• DATA:
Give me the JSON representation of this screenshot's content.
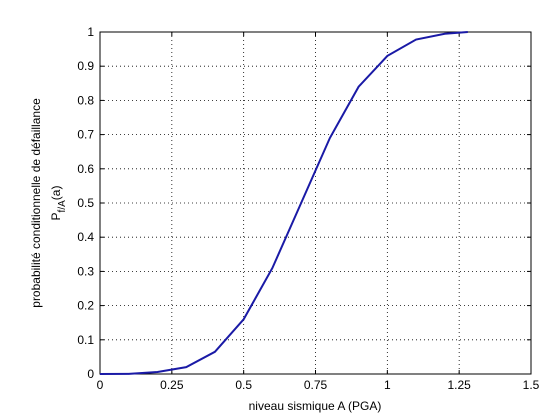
{
  "chart_data": {
    "type": "line",
    "xlabel": "niveau sismique A (PGA)",
    "ylabel": "probabilité conditionnelle de défaillance",
    "ylabel2": {
      "symbol": "P",
      "subscript": "f/A",
      "suffix": "(a)"
    },
    "x": [
      0,
      0.1,
      0.2,
      0.3,
      0.4,
      0.5,
      0.6,
      0.7,
      0.8,
      0.9,
      1.0,
      1.1,
      1.2,
      1.28
    ],
    "series": [
      {
        "color": "#1a1aa6",
        "values": [
          0,
          0.0005,
          0.006,
          0.02,
          0.065,
          0.16,
          0.31,
          0.5,
          0.69,
          0.84,
          0.93,
          0.978,
          0.995,
          1.0
        ]
      }
    ],
    "xlim": [
      0,
      1.5
    ],
    "ylim": [
      0,
      1
    ],
    "xticks": [
      0,
      0.25,
      0.5,
      0.75,
      1,
      1.25,
      1.5
    ],
    "yticks": [
      0,
      0.1,
      0.2,
      0.3,
      0.4,
      0.5,
      0.6,
      0.7,
      0.8,
      0.9,
      1
    ],
    "grid": true
  }
}
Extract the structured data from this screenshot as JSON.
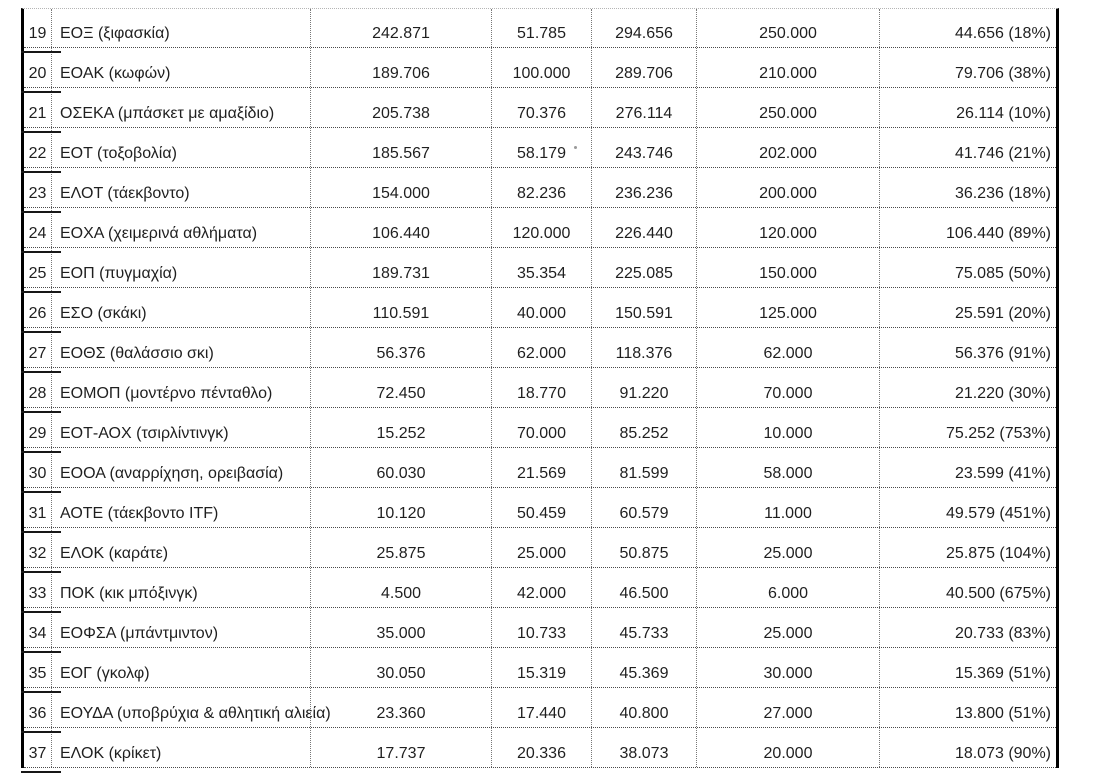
{
  "table": {
    "rows": [
      {
        "num": "19",
        "name": "ΕΟΞ (ξιφασκία)",
        "values": [
          "242.871",
          "51.785",
          "294.656",
          "250.000",
          "44.656 (18%)"
        ]
      },
      {
        "num": "20",
        "name": "ΕΟΑΚ (κωφών)",
        "values": [
          "189.706",
          "100.000",
          "289.706",
          "210.000",
          "79.706 (38%)"
        ]
      },
      {
        "num": "21",
        "name": "ΟΣΕΚΑ (μπάσκετ με αμαξίδιο)",
        "values": [
          "205.738",
          "70.376",
          "276.114",
          "250.000",
          "26.114 (10%)"
        ]
      },
      {
        "num": "22",
        "name": "ΕΟΤ (τοξοβολία)",
        "values": [
          "185.567",
          "58.179",
          "243.746",
          "202.000",
          "41.746 (21%)"
        ]
      },
      {
        "num": "23",
        "name": "ΕΛΟΤ (τάεκβοντο)",
        "values": [
          "154.000",
          "82.236",
          "236.236",
          "200.000",
          "36.236 (18%)"
        ]
      },
      {
        "num": "24",
        "name": "ΕΟΧΑ (χειμερινά αθλήματα)",
        "values": [
          "106.440",
          "120.000",
          "226.440",
          "120.000",
          "106.440 (89%)"
        ]
      },
      {
        "num": "25",
        "name": "ΕΟΠ (πυγμαχία)",
        "values": [
          "189.731",
          "35.354",
          "225.085",
          "150.000",
          "75.085 (50%)"
        ]
      },
      {
        "num": "26",
        "name": "ΕΣΟ (σκάκι)",
        "values": [
          "110.591",
          "40.000",
          "150.591",
          "125.000",
          "25.591 (20%)"
        ]
      },
      {
        "num": "27",
        "name": "ΕΟΘΣ (θαλάσσιο σκι)",
        "values": [
          "56.376",
          "62.000",
          "118.376",
          "62.000",
          "56.376 (91%)"
        ]
      },
      {
        "num": "28",
        "name": "ΕΟΜΟΠ (μοντέρνο πένταθλο)",
        "values": [
          "72.450",
          "18.770",
          "91.220",
          "70.000",
          "21.220 (30%)"
        ]
      },
      {
        "num": "29",
        "name": "ΕΟΤ-ΑΟΧ (τσιρλίντινγκ)",
        "values": [
          "15.252",
          "70.000",
          "85.252",
          "10.000",
          "75.252 (753%)"
        ]
      },
      {
        "num": "30",
        "name": "ΕΟΟΑ (αναρρίχηση, ορειβασία)",
        "values": [
          "60.030",
          "21.569",
          "81.599",
          "58.000",
          "23.599 (41%)"
        ]
      },
      {
        "num": "31",
        "name": "ΑΟΤΕ (τάεκβοντο ITF)",
        "values": [
          "10.120",
          "50.459",
          "60.579",
          "11.000",
          "49.579 (451%)"
        ]
      },
      {
        "num": "32",
        "name": "ΕΛΟΚ (καράτε)",
        "values": [
          "25.875",
          "25.000",
          "50.875",
          "25.000",
          "25.875 (104%)"
        ]
      },
      {
        "num": "33",
        "name": "ΠΟΚ (κικ μπόξινγκ)",
        "values": [
          "4.500",
          "42.000",
          "46.500",
          "6.000",
          "40.500 (675%)"
        ]
      },
      {
        "num": "34",
        "name": "ΕΟΦΣΑ (μπάντμιντον)",
        "values": [
          "35.000",
          "10.733",
          "45.733",
          "25.000",
          "20.733 (83%)"
        ]
      },
      {
        "num": "35",
        "name": "ΕΟΓ (γκολφ)",
        "values": [
          "30.050",
          "15.319",
          "45.369",
          "30.000",
          "15.369 (51%)"
        ]
      },
      {
        "num": "36",
        "name": "ΕΟΥΔΑ (υποβρύχια & αθλητική αλιεία)",
        "values": [
          "23.360",
          "17.440",
          "40.800",
          "27.000",
          "13.800 (51%)"
        ]
      },
      {
        "num": "37",
        "name": "ΕΛΟΚ (κρίκετ)",
        "values": [
          "17.737",
          "20.336",
          "38.073",
          "20.000",
          "18.073 (90%)"
        ]
      }
    ]
  }
}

• REQUIRED WORK:
Write out the records above exactly as they appear, leaving out any pictures.

• SOLUTION FOR THIS PROBLEM:
Give me the JSON representation of this screenshot's content.
{
  "chart_data": {
    "type": "line",
    "xlabel": "niveau sismique A (PGA)",
    "ylabel": "probabilité conditionnelle de défaillance",
    "ylabel2": {
      "symbol": "P",
      "subscript": "f/A",
      "suffix": "(a)"
    },
    "x": [
      0,
      0.1,
      0.2,
      0.3,
      0.4,
      0.5,
      0.6,
      0.7,
      0.8,
      0.9,
      1.0,
      1.1,
      1.2,
      1.28
    ],
    "series": [
      {
        "color": "#1a1aa6",
        "values": [
          0,
          0.0005,
          0.006,
          0.02,
          0.065,
          0.16,
          0.31,
          0.5,
          0.69,
          0.84,
          0.93,
          0.978,
          0.995,
          1.0
        ]
      }
    ],
    "xlim": [
      0,
      1.5
    ],
    "ylim": [
      0,
      1
    ],
    "xticks": [
      0,
      0.25,
      0.5,
      0.75,
      1,
      1.25,
      1.5
    ],
    "yticks": [
      0,
      0.1,
      0.2,
      0.3,
      0.4,
      0.5,
      0.6,
      0.7,
      0.8,
      0.9,
      1
    ],
    "grid": true
  }
}
Extract the structured data from this screenshot as JSON.
{
  "table": {
    "rows": [
      {
        "num": "19",
        "name": "ΕΟΞ (ξιφασκία)",
        "values": [
          "242.871",
          "51.785",
          "294.656",
          "250.000",
          "44.656 (18%)"
        ]
      },
      {
        "num": "20",
        "name": "ΕΟΑΚ (κωφών)",
        "values": [
          "189.706",
          "100.000",
          "289.706",
          "210.000",
          "79.706 (38%)"
        ]
      },
      {
        "num": "21",
        "name": "ΟΣΕΚΑ (μπάσκετ με αμαξίδιο)",
        "values": [
          "205.738",
          "70.376",
          "276.114",
          "250.000",
          "26.114 (10%)"
        ]
      },
      {
        "num": "22",
        "name": "ΕΟΤ (τοξοβολία)",
        "values": [
          "185.567",
          "58.179",
          "243.746",
          "202.000",
          "41.746 (21%)"
        ]
      },
      {
        "num": "23",
        "name": "ΕΛΟΤ (τάεκβοντο)",
        "values": [
          "154.000",
          "82.236",
          "236.236",
          "200.000",
          "36.236 (18%)"
        ]
      },
      {
        "num": "24",
        "name": "ΕΟΧΑ (χειμερινά αθλήματα)",
        "values": [
          "106.440",
          "120.000",
          "226.440",
          "120.000",
          "106.440 (89%)"
        ]
      },
      {
        "num": "25",
        "name": "ΕΟΠ (πυγμαχία)",
        "values": [
          "189.731",
          "35.354",
          "225.085",
          "150.000",
          "75.085 (50%)"
        ]
      },
      {
        "num": "26",
        "name": "ΕΣΟ (σκάκι)",
        "values": [
          "110.591",
          "40.000",
          "150.591",
          "125.000",
          "25.591 (20%)"
        ]
      },
      {
        "num": "27",
        "name": "ΕΟΘΣ (θαλάσσιο σκι)",
        "values": [
          "56.376",
          "62.000",
          "118.376",
          "62.000",
          "56.376 (91%)"
        ]
      },
      {
        "num": "28",
        "name": "ΕΟΜΟΠ (μοντέρνο πένταθλο)",
        "values": [
          "72.450",
          "18.770",
          "91.220",
          "70.000",
          "21.220 (30%)"
        ]
      },
      {
        "num": "29",
        "name": "ΕΟΤ-ΑΟΧ (τσιρλίντινγκ)",
        "values": [
          "15.252",
          "70.000",
          "85.252",
          "10.000",
          "75.252 (753%)"
        ]
      },
      {
        "num": "30",
        "name": "ΕΟΟΑ (αναρρίχηση, ορειβασία)",
        "values": [
          "60.030",
          "21.569",
          "81.599",
          "58.000",
          "23.599 (41%)"
        ]
      },
      {
        "num": "31",
        "name": "ΑΟΤΕ (τάεκβοντο ITF)",
        "values": [
          "10.120",
          "50.459",
          "60.579",
          "11.000",
          "49.579 (451%)"
        ]
      },
      {
        "num": "32",
        "name": "ΕΛΟΚ (καράτε)",
        "values": [
          "25.875",
          "25.000",
          "50.875",
          "25.000",
          "25.875 (104%)"
        ]
      },
      {
        "num": "33",
        "name": "ΠΟΚ (κικ μπόξινγκ)",
        "values": [
          "4.500",
          "42.000",
          "46.500",
          "6.000",
          "40.500 (675%)"
        ]
      },
      {
        "num": "34",
        "name": "ΕΟΦΣΑ (μπάντμιντον)",
        "values": [
          "35.000",
          "10.733",
          "45.733",
          "25.000",
          "20.733 (83%)"
        ]
      },
      {
        "num": "35",
        "name": "ΕΟΓ (γκολφ)",
        "values": [
          "30.050",
          "15.319",
          "45.369",
          "30.000",
          "15.369 (51%)"
        ]
      },
      {
        "num": "36",
        "name": "ΕΟΥΔΑ (υποβρύχια & αθλητική αλιεία)",
        "values": [
          "23.360",
          "17.440",
          "40.800",
          "27.000",
          "13.800 (51%)"
        ]
      },
      {
        "num": "37",
        "name": "ΕΛΟΚ (κρίκετ)",
        "values": [
          "17.737",
          "20.336",
          "38.073",
          "20.000",
          "18.073 (90%)"
        ]
      }
    ]
  }
}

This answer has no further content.